**INPUT MATERIAL**
╔══

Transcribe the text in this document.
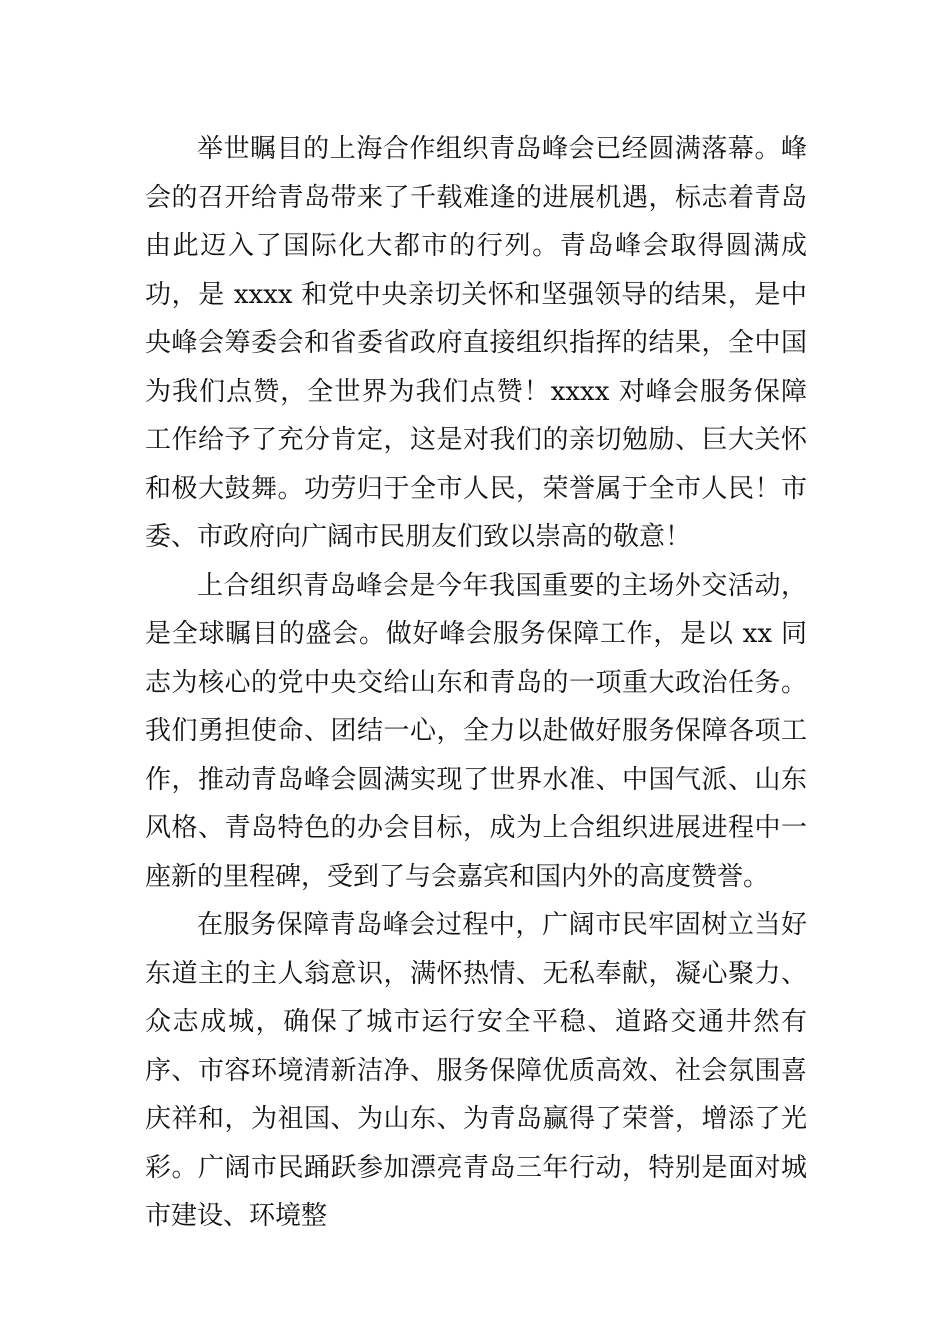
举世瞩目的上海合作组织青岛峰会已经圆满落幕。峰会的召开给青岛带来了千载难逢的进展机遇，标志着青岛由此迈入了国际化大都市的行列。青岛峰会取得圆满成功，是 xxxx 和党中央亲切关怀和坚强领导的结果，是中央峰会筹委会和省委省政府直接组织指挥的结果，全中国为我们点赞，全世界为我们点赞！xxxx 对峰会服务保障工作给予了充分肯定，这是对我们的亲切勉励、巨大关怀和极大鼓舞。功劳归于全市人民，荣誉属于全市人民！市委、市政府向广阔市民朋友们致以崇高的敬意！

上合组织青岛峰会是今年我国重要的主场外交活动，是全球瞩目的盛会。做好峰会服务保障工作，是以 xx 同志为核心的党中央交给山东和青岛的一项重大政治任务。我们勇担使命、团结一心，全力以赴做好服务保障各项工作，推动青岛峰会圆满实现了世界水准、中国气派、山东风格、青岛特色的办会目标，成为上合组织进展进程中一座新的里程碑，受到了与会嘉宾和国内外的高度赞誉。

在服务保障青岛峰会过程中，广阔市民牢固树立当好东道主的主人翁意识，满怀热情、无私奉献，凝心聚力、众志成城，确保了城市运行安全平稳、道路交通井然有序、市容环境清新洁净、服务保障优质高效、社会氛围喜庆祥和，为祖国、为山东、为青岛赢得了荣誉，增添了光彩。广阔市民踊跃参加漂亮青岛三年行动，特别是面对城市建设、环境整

╚══
╔══

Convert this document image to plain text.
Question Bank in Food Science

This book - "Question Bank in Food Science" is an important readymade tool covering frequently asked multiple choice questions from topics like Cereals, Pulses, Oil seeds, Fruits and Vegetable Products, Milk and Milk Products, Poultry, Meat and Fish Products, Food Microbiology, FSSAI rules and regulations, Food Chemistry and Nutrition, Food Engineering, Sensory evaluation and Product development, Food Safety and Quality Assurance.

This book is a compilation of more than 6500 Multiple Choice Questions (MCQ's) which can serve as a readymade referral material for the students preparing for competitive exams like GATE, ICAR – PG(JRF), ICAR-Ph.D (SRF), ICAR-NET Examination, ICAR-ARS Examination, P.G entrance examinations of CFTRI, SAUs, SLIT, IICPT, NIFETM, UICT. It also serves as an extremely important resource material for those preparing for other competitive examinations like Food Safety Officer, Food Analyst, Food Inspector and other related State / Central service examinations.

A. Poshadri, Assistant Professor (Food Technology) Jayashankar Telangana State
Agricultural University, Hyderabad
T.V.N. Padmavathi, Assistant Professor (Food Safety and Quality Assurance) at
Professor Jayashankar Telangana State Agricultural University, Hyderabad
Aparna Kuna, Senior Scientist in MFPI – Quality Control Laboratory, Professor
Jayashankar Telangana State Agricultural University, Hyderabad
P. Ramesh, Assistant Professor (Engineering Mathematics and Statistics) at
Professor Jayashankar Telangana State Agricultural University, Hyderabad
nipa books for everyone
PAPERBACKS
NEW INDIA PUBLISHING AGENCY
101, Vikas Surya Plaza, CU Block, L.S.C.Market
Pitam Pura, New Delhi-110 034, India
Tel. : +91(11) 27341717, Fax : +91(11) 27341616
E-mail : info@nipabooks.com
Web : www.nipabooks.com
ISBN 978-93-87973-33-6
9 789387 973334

╚══

**SHORT TASK**
From the entries above, pull out each line that includes "Hyderabad".

**FINAL ANSWER**
Agricultural University, Hyderabad
Professor Jayashankar Telangana State Agricultural University, Hyderabad
Jayashankar Telangana State Agricultural University, Hyderabad
Professor Jayashankar Telangana State Agricultural University, Hyderabad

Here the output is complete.